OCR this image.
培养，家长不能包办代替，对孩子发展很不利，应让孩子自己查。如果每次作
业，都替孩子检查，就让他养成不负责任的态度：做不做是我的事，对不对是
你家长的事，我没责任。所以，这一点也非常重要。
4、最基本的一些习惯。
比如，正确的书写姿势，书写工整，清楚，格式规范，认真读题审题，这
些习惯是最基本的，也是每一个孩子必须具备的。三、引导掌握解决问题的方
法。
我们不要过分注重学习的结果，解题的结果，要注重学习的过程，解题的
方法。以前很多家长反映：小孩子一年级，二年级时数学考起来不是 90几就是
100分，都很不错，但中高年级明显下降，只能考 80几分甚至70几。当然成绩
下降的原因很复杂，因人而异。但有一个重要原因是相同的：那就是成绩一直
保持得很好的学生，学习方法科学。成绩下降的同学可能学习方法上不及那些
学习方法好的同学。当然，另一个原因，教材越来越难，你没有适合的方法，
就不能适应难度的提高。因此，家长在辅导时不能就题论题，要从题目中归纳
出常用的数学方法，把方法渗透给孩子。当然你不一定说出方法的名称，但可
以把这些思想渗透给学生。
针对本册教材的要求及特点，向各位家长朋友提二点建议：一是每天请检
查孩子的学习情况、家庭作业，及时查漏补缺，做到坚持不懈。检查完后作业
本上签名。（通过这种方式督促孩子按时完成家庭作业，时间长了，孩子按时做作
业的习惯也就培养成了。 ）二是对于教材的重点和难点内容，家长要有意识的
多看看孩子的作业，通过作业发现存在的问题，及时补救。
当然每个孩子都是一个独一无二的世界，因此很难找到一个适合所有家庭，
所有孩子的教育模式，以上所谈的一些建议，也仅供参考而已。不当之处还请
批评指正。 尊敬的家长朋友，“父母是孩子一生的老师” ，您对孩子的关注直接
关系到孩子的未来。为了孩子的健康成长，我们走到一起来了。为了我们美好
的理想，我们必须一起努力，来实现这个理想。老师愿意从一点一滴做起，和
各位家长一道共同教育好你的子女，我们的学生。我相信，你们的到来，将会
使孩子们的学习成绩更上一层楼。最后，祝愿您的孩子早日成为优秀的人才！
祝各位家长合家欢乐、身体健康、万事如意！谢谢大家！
========
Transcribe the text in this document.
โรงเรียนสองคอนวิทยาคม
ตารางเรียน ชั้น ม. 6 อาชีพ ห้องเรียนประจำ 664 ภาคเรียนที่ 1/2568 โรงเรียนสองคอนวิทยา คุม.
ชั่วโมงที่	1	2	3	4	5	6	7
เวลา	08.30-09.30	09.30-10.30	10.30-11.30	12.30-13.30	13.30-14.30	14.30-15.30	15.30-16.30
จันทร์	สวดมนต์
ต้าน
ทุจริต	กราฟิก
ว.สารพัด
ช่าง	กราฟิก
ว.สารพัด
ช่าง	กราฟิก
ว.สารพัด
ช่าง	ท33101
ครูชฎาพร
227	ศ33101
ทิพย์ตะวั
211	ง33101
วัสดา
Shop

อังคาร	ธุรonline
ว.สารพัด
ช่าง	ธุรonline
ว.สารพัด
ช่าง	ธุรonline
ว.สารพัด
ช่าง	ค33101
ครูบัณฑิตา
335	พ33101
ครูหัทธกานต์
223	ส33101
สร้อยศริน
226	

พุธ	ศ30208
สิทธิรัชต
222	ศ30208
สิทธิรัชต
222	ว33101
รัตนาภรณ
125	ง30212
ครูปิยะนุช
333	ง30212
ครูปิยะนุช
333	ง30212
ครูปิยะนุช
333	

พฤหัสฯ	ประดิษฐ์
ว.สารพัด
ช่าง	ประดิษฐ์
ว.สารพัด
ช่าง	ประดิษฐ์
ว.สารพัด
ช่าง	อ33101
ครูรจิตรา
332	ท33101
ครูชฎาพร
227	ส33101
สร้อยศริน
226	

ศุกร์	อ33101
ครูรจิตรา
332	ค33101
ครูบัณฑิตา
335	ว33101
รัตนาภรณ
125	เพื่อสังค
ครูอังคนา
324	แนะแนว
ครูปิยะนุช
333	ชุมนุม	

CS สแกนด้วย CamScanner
========
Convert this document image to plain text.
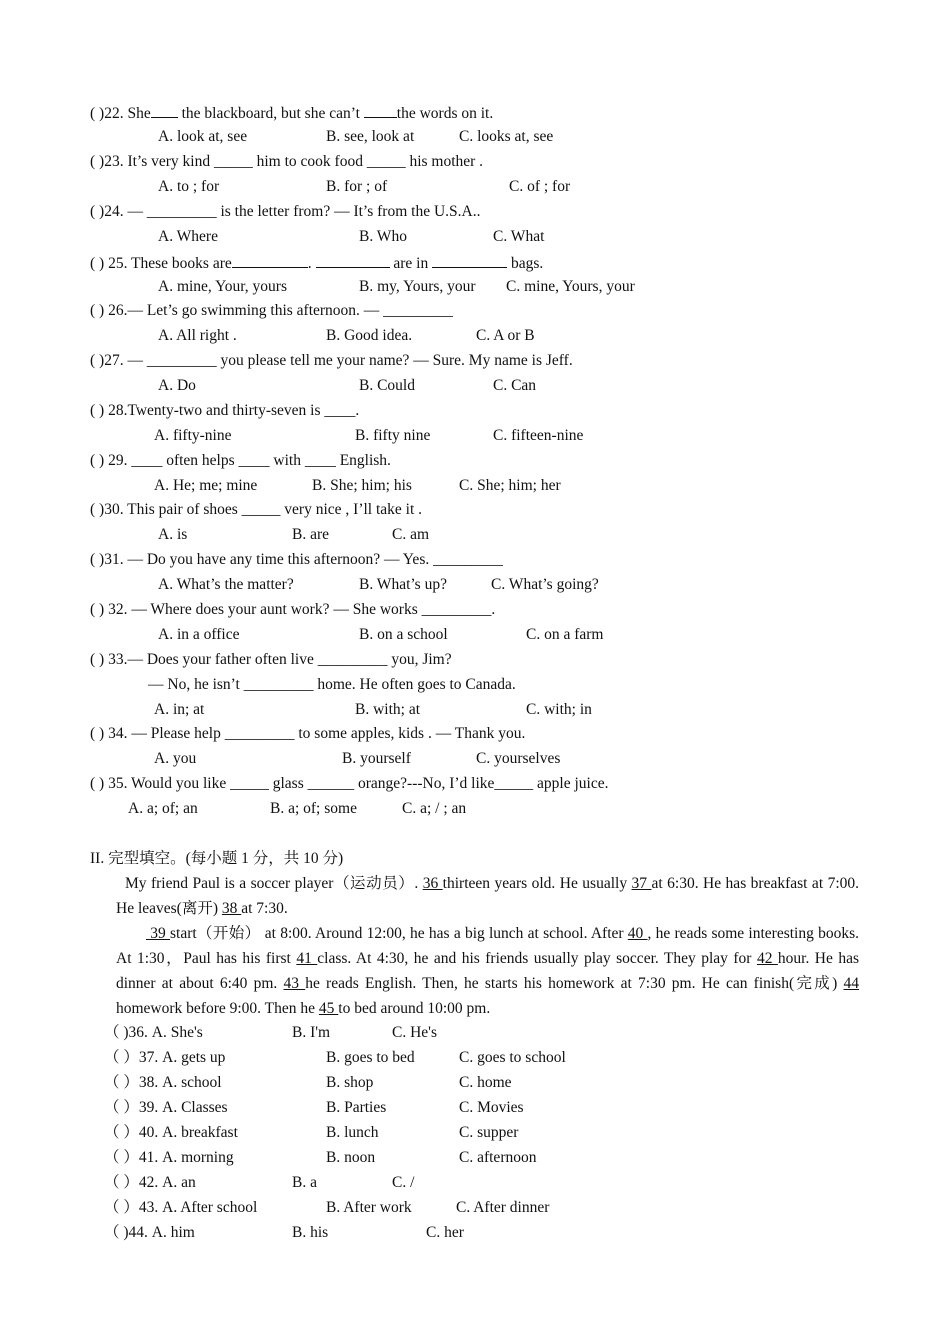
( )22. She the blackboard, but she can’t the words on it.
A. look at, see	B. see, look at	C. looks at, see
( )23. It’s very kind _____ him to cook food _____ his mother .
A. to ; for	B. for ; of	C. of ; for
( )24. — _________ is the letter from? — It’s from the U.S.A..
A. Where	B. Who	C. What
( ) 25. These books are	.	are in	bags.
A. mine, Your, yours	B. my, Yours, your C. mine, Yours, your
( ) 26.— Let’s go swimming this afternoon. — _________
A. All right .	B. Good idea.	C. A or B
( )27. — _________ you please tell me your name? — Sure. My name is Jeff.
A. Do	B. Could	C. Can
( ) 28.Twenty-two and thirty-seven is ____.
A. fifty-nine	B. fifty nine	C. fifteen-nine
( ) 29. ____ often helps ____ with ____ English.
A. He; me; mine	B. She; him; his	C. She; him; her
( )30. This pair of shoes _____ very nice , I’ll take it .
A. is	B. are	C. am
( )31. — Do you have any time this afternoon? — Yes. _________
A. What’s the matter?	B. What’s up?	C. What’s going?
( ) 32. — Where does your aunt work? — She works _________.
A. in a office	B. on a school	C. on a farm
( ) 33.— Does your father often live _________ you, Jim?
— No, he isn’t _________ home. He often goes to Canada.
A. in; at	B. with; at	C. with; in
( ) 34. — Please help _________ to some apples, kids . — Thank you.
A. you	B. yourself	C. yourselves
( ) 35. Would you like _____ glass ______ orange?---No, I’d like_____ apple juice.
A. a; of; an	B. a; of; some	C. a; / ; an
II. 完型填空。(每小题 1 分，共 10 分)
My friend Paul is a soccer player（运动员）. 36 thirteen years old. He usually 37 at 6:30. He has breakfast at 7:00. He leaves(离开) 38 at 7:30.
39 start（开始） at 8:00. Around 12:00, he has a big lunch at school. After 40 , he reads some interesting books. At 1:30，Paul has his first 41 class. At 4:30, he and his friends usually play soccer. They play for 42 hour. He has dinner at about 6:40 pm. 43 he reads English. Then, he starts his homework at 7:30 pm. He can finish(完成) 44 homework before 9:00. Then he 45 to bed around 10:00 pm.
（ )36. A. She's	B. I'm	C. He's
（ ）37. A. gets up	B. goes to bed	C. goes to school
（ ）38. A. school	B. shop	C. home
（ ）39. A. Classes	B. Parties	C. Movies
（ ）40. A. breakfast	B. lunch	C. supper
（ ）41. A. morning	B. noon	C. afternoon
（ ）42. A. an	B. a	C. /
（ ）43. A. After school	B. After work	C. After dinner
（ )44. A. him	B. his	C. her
========
__WRITTEN INSTRUCTION__. From the listing, copy every line where the string "books" appears.

__OUTPUT OF THE EXERCISE__.
( ) 25. These books are	.	are in	bags.
39 start（开始） at 8:00. Around 12:00, he has a big lunch at school. After 40 , he reads some interesting books. At 1:30，Paul has his first 41 class. At 4:30, he and his friends usually play soccer. They play for 42 hour. He has dinner at about 6:40 pm. 43 he reads English. Then, he starts his homework at 7:30 pm. He can finish(完成) 44 homework before 9:00. Then he 45 to bed around 10:00 pm.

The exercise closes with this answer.